* BEGIN Excerpted records *

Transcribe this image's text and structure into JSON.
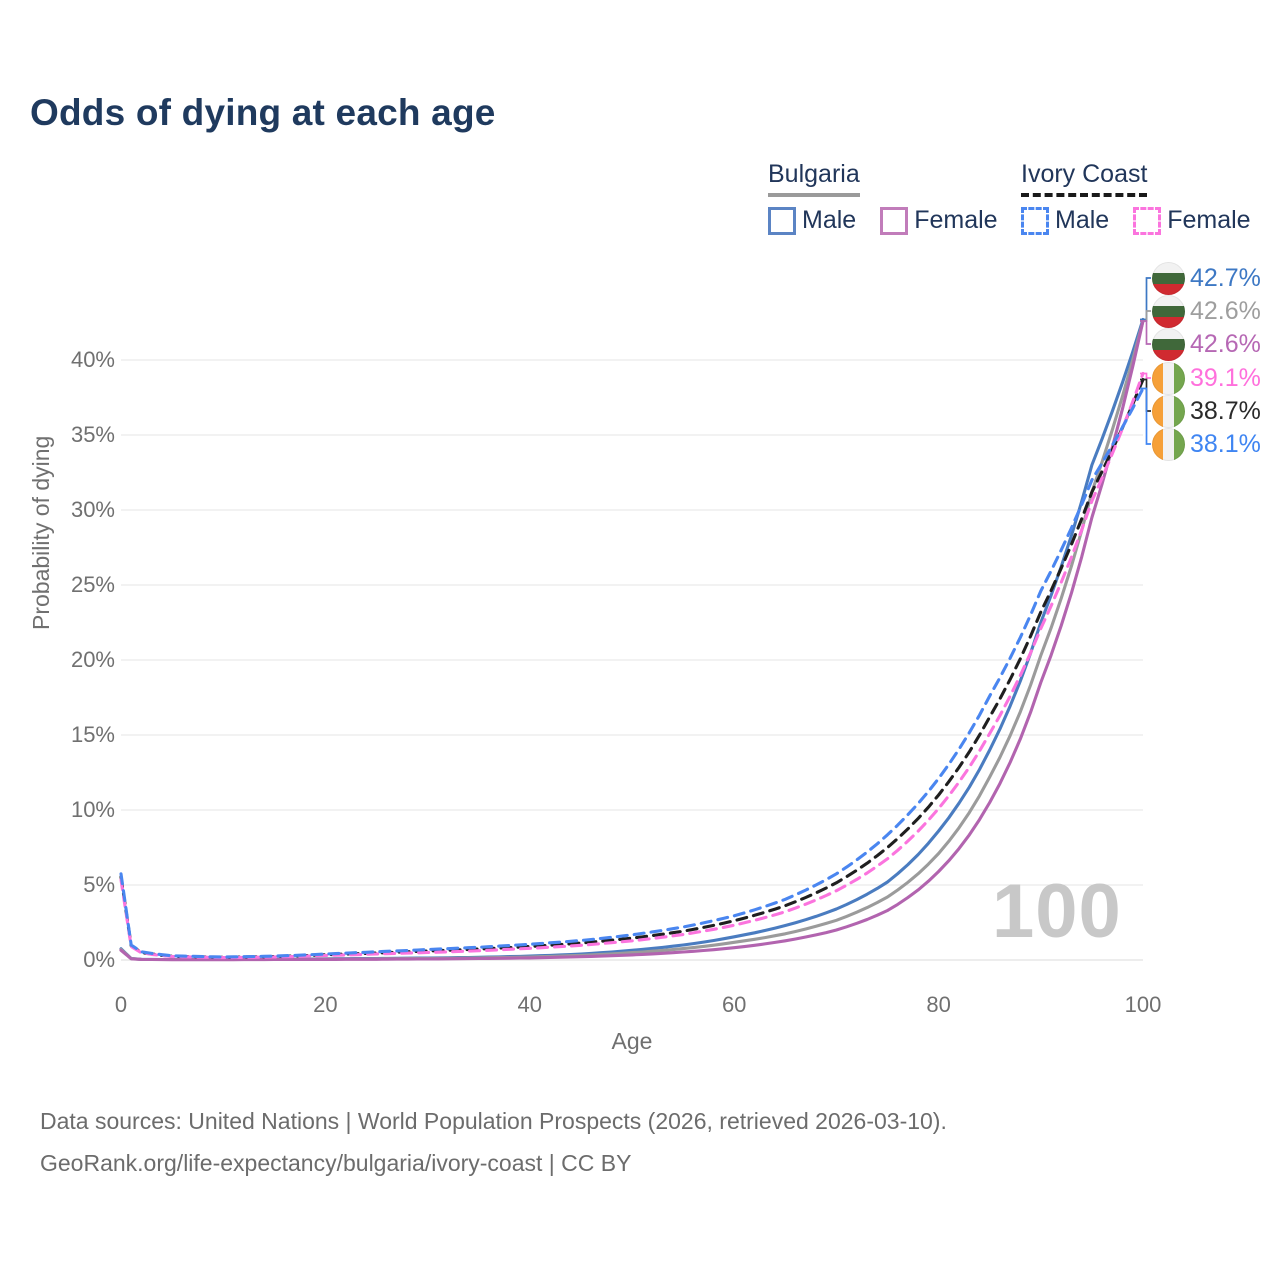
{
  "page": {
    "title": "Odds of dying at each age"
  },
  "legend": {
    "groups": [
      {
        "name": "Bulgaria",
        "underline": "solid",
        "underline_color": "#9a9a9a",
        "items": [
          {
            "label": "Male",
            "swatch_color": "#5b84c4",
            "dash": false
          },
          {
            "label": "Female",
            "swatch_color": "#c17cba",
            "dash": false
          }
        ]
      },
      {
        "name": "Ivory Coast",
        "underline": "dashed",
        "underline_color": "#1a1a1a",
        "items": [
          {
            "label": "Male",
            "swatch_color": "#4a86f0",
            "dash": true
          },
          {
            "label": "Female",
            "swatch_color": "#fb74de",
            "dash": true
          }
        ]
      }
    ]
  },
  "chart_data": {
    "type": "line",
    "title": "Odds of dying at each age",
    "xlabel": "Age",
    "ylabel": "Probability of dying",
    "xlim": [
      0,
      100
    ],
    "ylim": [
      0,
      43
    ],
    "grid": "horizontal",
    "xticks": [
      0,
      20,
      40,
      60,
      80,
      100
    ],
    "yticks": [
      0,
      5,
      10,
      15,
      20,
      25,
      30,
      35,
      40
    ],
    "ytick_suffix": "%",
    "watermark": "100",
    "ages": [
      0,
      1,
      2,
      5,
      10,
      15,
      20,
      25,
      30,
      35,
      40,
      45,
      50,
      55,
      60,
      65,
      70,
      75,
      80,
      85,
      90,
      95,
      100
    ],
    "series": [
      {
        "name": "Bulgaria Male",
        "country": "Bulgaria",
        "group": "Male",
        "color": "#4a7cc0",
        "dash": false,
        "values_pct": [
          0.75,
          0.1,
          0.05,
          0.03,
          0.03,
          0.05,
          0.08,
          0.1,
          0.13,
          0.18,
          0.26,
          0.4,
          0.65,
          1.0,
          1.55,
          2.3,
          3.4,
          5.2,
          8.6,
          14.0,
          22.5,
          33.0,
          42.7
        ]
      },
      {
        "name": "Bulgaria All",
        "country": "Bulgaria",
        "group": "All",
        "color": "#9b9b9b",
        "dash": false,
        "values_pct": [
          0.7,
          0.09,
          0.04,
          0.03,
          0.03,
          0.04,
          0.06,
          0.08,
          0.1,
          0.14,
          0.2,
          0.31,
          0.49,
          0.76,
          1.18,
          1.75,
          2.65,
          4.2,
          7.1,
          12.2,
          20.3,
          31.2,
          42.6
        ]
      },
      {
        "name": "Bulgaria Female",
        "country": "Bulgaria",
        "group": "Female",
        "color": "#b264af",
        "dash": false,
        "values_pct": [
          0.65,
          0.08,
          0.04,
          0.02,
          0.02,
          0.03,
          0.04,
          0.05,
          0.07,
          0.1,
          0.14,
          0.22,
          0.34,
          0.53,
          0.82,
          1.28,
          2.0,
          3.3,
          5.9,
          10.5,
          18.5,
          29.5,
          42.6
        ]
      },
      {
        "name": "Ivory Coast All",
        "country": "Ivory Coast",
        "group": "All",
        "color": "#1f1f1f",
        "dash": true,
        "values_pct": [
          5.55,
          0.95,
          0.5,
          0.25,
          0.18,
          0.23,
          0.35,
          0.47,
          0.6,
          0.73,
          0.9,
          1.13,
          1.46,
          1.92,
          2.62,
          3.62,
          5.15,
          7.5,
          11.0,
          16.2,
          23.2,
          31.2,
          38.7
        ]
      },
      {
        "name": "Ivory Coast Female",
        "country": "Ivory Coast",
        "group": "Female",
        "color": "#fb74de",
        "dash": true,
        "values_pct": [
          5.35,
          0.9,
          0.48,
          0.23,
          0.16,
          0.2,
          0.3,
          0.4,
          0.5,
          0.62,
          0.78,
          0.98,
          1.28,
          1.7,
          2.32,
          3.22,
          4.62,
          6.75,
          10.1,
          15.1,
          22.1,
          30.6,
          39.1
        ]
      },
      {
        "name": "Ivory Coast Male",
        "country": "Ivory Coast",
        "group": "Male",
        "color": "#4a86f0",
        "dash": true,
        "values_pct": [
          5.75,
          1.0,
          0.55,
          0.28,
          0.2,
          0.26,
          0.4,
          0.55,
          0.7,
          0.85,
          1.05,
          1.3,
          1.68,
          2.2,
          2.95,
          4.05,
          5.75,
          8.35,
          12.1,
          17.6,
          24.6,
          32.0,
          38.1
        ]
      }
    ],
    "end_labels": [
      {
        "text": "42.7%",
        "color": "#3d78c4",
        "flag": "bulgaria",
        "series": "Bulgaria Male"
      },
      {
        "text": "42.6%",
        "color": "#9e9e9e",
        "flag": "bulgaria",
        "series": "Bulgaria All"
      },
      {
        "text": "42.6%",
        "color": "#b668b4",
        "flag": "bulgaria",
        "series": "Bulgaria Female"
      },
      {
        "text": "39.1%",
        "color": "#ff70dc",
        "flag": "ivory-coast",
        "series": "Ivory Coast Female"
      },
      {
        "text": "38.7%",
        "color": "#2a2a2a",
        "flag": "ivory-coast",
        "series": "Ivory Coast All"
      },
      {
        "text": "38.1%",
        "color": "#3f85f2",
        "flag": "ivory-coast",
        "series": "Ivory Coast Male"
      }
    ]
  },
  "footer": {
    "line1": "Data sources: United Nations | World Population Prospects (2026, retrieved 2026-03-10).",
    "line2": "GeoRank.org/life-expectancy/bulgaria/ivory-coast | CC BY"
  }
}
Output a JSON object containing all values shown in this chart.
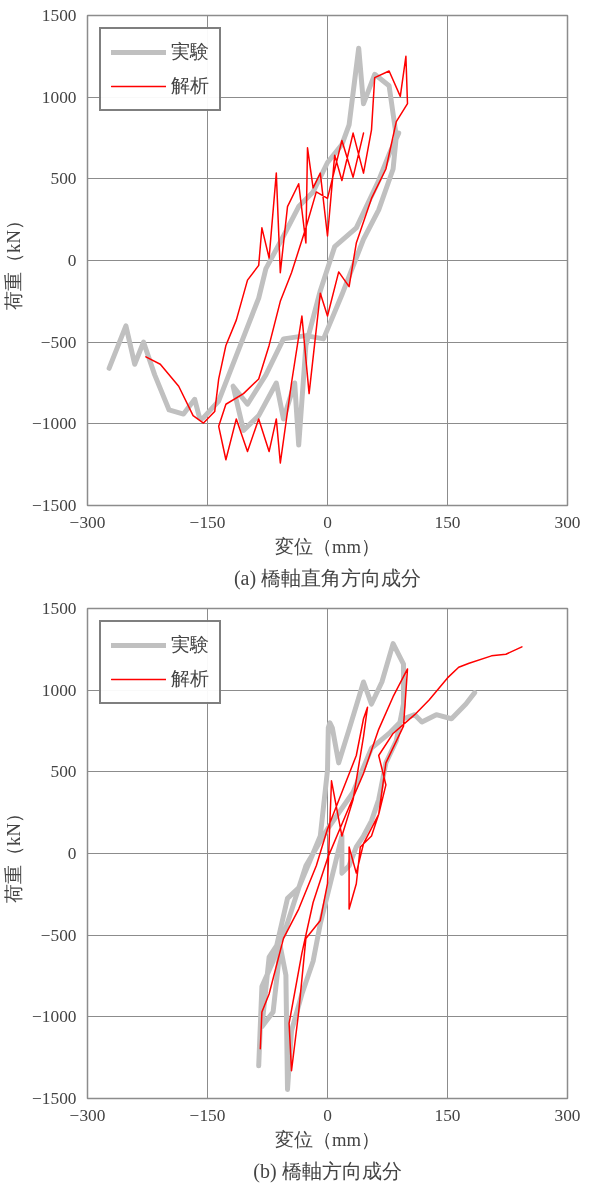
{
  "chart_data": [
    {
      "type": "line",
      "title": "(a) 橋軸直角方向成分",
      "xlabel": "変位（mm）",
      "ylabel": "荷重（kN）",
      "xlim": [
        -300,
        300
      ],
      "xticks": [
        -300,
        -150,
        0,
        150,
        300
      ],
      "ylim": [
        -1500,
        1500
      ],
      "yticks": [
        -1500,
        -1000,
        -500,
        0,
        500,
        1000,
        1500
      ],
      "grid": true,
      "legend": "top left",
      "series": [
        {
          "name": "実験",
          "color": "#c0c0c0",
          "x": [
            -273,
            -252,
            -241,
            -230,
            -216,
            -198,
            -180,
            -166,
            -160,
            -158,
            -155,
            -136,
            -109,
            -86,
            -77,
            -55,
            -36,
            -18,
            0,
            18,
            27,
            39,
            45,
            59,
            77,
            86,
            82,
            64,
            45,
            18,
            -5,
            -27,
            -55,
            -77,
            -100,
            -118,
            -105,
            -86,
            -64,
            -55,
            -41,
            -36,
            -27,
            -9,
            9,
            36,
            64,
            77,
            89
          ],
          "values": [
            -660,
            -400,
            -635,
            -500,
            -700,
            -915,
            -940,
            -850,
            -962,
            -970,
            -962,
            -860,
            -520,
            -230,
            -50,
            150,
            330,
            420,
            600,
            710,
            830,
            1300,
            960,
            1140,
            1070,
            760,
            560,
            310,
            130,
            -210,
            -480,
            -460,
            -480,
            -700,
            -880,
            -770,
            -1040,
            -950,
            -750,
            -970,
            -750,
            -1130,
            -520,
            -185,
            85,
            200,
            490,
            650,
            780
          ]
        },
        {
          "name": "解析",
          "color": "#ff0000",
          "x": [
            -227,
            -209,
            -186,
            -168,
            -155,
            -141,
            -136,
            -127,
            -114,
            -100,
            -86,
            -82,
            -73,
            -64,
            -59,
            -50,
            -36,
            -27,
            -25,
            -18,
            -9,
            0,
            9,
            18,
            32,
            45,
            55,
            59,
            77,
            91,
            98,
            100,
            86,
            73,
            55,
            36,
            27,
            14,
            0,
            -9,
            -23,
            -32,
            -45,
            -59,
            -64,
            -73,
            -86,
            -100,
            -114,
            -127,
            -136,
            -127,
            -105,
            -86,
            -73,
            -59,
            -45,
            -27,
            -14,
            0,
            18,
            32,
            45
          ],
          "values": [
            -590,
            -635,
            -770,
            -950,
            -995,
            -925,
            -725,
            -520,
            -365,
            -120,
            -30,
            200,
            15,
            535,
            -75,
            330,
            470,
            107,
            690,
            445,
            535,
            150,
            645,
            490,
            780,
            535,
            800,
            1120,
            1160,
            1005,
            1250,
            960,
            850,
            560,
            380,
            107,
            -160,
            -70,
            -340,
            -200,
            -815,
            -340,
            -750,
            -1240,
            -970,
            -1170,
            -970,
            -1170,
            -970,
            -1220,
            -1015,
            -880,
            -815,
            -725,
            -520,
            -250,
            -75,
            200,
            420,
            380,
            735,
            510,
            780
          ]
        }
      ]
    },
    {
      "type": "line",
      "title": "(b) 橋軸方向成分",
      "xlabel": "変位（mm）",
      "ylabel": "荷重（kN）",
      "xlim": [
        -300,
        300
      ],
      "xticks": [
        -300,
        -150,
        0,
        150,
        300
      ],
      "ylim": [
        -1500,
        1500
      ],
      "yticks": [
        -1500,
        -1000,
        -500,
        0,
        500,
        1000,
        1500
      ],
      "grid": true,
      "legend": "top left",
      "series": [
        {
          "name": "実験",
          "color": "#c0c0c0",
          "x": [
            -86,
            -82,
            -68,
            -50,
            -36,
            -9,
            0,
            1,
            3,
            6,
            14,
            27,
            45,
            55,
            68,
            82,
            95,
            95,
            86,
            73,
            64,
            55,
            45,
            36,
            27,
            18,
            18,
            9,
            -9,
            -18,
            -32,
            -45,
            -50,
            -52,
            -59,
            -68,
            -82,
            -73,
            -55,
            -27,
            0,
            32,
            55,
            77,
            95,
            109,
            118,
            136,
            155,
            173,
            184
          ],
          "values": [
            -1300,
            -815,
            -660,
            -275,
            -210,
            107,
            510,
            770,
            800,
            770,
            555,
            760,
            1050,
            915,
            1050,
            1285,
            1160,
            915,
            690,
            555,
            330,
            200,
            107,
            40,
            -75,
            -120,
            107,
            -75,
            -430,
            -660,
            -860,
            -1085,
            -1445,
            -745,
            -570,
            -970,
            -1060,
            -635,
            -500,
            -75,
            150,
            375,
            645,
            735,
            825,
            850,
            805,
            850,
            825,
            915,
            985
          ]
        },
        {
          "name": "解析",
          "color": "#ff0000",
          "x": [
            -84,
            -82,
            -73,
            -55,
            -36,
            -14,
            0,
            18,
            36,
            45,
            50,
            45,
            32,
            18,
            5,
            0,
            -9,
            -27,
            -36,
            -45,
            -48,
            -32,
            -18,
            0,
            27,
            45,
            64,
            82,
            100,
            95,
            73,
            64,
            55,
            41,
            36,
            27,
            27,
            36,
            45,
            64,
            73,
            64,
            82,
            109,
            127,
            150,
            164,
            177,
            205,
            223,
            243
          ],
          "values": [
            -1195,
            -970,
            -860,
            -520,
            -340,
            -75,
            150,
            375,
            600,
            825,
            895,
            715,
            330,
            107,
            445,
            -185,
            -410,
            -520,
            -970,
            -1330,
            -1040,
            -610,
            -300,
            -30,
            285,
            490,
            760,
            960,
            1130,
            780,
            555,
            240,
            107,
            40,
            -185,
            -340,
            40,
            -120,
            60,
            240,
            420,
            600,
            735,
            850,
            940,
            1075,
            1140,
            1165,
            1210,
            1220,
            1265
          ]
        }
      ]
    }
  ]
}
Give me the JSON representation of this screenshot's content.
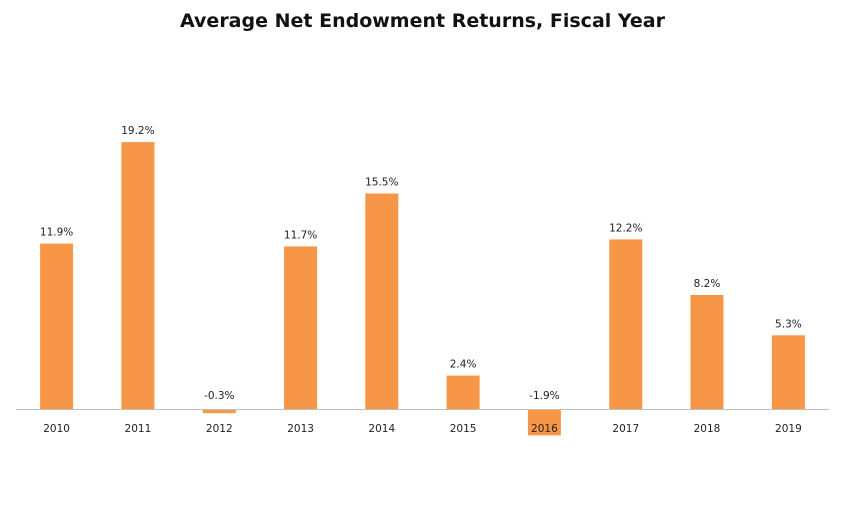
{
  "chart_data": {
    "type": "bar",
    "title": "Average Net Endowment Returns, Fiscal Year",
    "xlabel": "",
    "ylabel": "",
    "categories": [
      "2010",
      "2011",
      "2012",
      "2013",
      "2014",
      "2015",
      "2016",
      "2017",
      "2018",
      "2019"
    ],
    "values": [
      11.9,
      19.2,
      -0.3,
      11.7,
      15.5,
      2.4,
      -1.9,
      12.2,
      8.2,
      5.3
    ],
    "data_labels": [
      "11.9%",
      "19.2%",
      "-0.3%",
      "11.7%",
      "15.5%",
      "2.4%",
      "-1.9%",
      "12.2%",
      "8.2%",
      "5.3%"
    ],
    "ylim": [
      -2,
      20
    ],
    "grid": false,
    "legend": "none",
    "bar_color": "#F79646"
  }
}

* END Excerpted records *

Your objective >> Count the lines that hold the string "xlabel" and state that number alone.

Finished exercise >> 4